• **Work instructions**: Write down every entry below once more, exactly.

### Dataset records ###

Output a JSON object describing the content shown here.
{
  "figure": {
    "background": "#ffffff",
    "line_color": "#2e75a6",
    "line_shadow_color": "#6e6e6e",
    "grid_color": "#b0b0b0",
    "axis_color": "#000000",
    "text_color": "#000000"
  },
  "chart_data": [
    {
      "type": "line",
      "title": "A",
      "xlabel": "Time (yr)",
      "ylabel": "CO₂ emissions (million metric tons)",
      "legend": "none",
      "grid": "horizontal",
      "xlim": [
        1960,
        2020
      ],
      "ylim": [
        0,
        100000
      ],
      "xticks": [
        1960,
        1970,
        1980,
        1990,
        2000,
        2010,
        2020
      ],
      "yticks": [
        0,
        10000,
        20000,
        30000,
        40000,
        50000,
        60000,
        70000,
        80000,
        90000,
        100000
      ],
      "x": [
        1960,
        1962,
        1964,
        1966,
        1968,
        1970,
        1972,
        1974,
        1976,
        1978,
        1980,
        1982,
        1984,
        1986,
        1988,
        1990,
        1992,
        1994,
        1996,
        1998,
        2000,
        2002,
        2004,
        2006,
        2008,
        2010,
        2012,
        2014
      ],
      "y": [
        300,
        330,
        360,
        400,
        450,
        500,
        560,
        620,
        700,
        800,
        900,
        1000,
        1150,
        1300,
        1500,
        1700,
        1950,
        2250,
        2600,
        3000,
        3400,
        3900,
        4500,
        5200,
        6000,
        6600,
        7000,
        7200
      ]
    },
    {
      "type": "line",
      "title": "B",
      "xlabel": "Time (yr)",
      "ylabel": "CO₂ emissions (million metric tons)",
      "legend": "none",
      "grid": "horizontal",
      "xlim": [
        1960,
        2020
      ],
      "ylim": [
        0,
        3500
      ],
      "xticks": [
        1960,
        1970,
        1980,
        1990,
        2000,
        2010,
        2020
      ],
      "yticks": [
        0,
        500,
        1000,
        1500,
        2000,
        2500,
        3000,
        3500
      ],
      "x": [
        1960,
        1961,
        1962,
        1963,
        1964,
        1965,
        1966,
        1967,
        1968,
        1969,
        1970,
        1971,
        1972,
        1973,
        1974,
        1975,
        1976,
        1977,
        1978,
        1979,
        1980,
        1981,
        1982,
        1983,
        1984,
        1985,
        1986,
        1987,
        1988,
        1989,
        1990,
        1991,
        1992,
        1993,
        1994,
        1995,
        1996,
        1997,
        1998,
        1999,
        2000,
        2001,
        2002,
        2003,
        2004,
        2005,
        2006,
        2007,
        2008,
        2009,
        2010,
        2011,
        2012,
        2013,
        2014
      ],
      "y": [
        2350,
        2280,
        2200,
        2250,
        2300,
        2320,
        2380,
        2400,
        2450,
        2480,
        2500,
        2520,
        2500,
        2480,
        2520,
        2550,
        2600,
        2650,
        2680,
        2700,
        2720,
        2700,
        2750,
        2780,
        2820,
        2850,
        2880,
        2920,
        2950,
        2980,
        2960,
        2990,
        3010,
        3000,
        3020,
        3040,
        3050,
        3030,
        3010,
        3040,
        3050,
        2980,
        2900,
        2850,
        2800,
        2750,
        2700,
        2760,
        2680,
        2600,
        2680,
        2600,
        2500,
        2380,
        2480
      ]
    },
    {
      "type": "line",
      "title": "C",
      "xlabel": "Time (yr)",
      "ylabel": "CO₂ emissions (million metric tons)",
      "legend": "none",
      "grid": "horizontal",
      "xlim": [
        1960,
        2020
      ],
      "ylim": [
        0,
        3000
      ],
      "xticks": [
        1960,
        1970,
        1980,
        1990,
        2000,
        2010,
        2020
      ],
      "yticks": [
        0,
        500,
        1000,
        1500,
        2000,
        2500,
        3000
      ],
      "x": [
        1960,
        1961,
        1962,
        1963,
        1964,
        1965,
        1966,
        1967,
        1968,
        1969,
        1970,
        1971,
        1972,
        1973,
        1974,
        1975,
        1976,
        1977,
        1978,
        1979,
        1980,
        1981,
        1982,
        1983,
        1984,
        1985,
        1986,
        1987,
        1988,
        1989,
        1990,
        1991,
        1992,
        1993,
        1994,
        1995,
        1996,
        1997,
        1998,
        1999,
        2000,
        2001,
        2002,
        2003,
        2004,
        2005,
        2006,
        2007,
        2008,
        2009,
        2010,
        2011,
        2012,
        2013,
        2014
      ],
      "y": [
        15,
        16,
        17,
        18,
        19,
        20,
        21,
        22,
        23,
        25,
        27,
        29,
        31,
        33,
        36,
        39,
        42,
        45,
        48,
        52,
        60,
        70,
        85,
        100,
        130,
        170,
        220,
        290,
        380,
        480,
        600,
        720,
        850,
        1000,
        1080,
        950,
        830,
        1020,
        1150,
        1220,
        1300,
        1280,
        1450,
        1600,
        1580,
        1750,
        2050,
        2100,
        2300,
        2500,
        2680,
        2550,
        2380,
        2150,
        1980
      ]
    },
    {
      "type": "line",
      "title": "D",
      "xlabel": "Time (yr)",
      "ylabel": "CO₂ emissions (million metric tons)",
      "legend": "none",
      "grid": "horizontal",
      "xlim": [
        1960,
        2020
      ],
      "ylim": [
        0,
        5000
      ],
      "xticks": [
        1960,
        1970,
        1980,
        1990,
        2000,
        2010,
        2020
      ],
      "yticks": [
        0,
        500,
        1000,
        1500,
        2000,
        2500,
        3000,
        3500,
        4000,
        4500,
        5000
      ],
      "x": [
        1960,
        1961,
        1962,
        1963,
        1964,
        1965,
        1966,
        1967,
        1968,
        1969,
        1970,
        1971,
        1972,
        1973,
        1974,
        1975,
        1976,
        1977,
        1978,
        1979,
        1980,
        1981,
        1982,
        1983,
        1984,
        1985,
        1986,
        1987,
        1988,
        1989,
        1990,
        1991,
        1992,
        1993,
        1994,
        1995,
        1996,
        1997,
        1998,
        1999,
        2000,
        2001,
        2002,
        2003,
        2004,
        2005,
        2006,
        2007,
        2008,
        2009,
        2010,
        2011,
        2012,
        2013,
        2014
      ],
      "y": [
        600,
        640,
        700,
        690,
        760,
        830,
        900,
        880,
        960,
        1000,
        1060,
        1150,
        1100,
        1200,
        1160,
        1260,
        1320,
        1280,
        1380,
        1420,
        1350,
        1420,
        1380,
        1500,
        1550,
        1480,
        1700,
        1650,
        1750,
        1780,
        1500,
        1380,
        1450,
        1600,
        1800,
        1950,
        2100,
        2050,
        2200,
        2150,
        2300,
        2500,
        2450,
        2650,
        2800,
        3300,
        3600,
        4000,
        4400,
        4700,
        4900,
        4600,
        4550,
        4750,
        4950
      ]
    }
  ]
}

###

• **Correct answer**:
Output a JSON object describing the content shown here.
{
  "figure": {
    "background": "#ffffff",
    "line_color": "#2e75a6",
    "line_shadow_color": "#6e6e6e",
    "grid_color": "#b0b0b0",
    "axis_color": "#000000",
    "text_color": "#000000"
  },
  "chart_data": [
    {
      "type": "line",
      "title": "A",
      "xlabel": "Time (yr)",
      "ylabel": "CO₂ emissions (million metric tons)",
      "legend": "none",
      "grid": "horizontal",
      "xlim": [
        1960,
        2020
      ],
      "ylim": [
        0,
        100000
      ],
      "xticks": [
        1960,
        1970,
        1980,
        1990,
        2000,
        2010,
        2020
      ],
      "yticks": [
        0,
        10000,
        20000,
        30000,
        40000,
        50000,
        60000,
        70000,
        80000,
        90000,
        100000
      ],
      "x": [
        1960,
        1962,
        1964,
        1966,
        1968,
        1970,
        1972,
        1974,
        1976,
        1978,
        1980,
        1982,
        1984,
        1986,
        1988,
        1990,
        1992,
        1994,
        1996,
        1998,
        2000,
        2002,
        2004,
        2006,
        2008,
        2010,
        2012,
        2014
      ],
      "y": [
        300,
        330,
        360,
        400,
        450,
        500,
        560,
        620,
        700,
        800,
        900,
        1000,
        1150,
        1300,
        1500,
        1700,
        1950,
        2250,
        2600,
        3000,
        3400,
        3900,
        4500,
        5200,
        6000,
        6600,
        7000,
        7200
      ]
    },
    {
      "type": "line",
      "title": "B",
      "xlabel": "Time (yr)",
      "ylabel": "CO₂ emissions (million metric tons)",
      "legend": "none",
      "grid": "horizontal",
      "xlim": [
        1960,
        2020
      ],
      "ylim": [
        0,
        3500
      ],
      "xticks": [
        1960,
        1970,
        1980,
        1990,
        2000,
        2010,
        2020
      ],
      "yticks": [
        0,
        500,
        1000,
        1500,
        2000,
        2500,
        3000,
        3500
      ],
      "x": [
        1960,
        1961,
        1962,
        1963,
        1964,
        1965,
        1966,
        1967,
        1968,
        1969,
        1970,
        1971,
        1972,
        1973,
        1974,
        1975,
        1976,
        1977,
        1978,
        1979,
        1980,
        1981,
        1982,
        1983,
        1984,
        1985,
        1986,
        1987,
        1988,
        1989,
        1990,
        1991,
        1992,
        1993,
        1994,
        1995,
        1996,
        1997,
        1998,
        1999,
        2000,
        2001,
        2002,
        2003,
        2004,
        2005,
        2006,
        2007,
        2008,
        2009,
        2010,
        2011,
        2012,
        2013,
        2014
      ],
      "y": [
        2350,
        2280,
        2200,
        2250,
        2300,
        2320,
        2380,
        2400,
        2450,
        2480,
        2500,
        2520,
        2500,
        2480,
        2520,
        2550,
        2600,
        2650,
        2680,
        2700,
        2720,
        2700,
        2750,
        2780,
        2820,
        2850,
        2880,
        2920,
        2950,
        2980,
        2960,
        2990,
        3010,
        3000,
        3020,
        3040,
        3050,
        3030,
        3010,
        3040,
        3050,
        2980,
        2900,
        2850,
        2800,
        2750,
        2700,
        2760,
        2680,
        2600,
        2680,
        2600,
        2500,
        2380,
        2480
      ]
    },
    {
      "type": "line",
      "title": "C",
      "xlabel": "Time (yr)",
      "ylabel": "CO₂ emissions (million metric tons)",
      "legend": "none",
      "grid": "horizontal",
      "xlim": [
        1960,
        2020
      ],
      "ylim": [
        0,
        3000
      ],
      "xticks": [
        1960,
        1970,
        1980,
        1990,
        2000,
        2010,
        2020
      ],
      "yticks": [
        0,
        500,
        1000,
        1500,
        2000,
        2500,
        3000
      ],
      "x": [
        1960,
        1961,
        1962,
        1963,
        1964,
        1965,
        1966,
        1967,
        1968,
        1969,
        1970,
        1971,
        1972,
        1973,
        1974,
        1975,
        1976,
        1977,
        1978,
        1979,
        1980,
        1981,
        1982,
        1983,
        1984,
        1985,
        1986,
        1987,
        1988,
        1989,
        1990,
        1991,
        1992,
        1993,
        1994,
        1995,
        1996,
        1997,
        1998,
        1999,
        2000,
        2001,
        2002,
        2003,
        2004,
        2005,
        2006,
        2007,
        2008,
        2009,
        2010,
        2011,
        2012,
        2013,
        2014
      ],
      "y": [
        15,
        16,
        17,
        18,
        19,
        20,
        21,
        22,
        23,
        25,
        27,
        29,
        31,
        33,
        36,
        39,
        42,
        45,
        48,
        52,
        60,
        70,
        85,
        100,
        130,
        170,
        220,
        290,
        380,
        480,
        600,
        720,
        850,
        1000,
        1080,
        950,
        830,
        1020,
        1150,
        1220,
        1300,
        1280,
        1450,
        1600,
        1580,
        1750,
        2050,
        2100,
        2300,
        2500,
        2680,
        2550,
        2380,
        2150,
        1980
      ]
    },
    {
      "type": "line",
      "title": "D",
      "xlabel": "Time (yr)",
      "ylabel": "CO₂ emissions (million metric tons)",
      "legend": "none",
      "grid": "horizontal",
      "xlim": [
        1960,
        2020
      ],
      "ylim": [
        0,
        5000
      ],
      "xticks": [
        1960,
        1970,
        1980,
        1990,
        2000,
        2010,
        2020
      ],
      "yticks": [
        0,
        500,
        1000,
        1500,
        2000,
        2500,
        3000,
        3500,
        4000,
        4500,
        5000
      ],
      "x": [
        1960,
        1961,
        1962,
        1963,
        1964,
        1965,
        1966,
        1967,
        1968,
        1969,
        1970,
        1971,
        1972,
        1973,
        1974,
        1975,
        1976,
        1977,
        1978,
        1979,
        1980,
        1981,
        1982,
        1983,
        1984,
        1985,
        1986,
        1987,
        1988,
        1989,
        1990,
        1991,
        1992,
        1993,
        1994,
        1995,
        1996,
        1997,
        1998,
        1999,
        2000,
        2001,
        2002,
        2003,
        2004,
        2005,
        2006,
        2007,
        2008,
        2009,
        2010,
        2011,
        2012,
        2013,
        2014
      ],
      "y": [
        600,
        640,
        700,
        690,
        760,
        830,
        900,
        880,
        960,
        1000,
        1060,
        1150,
        1100,
        1200,
        1160,
        1260,
        1320,
        1280,
        1380,
        1420,
        1350,
        1420,
        1380,
        1500,
        1550,
        1480,
        1700,
        1650,
        1750,
        1780,
        1500,
        1380,
        1450,
        1600,
        1800,
        1950,
        2100,
        2050,
        2200,
        2150,
        2300,
        2500,
        2450,
        2650,
        2800,
        3300,
        3600,
        4000,
        4400,
        4700,
        4900,
        4600,
        4550,
        4750,
        4950
      ]
    }
  ]
}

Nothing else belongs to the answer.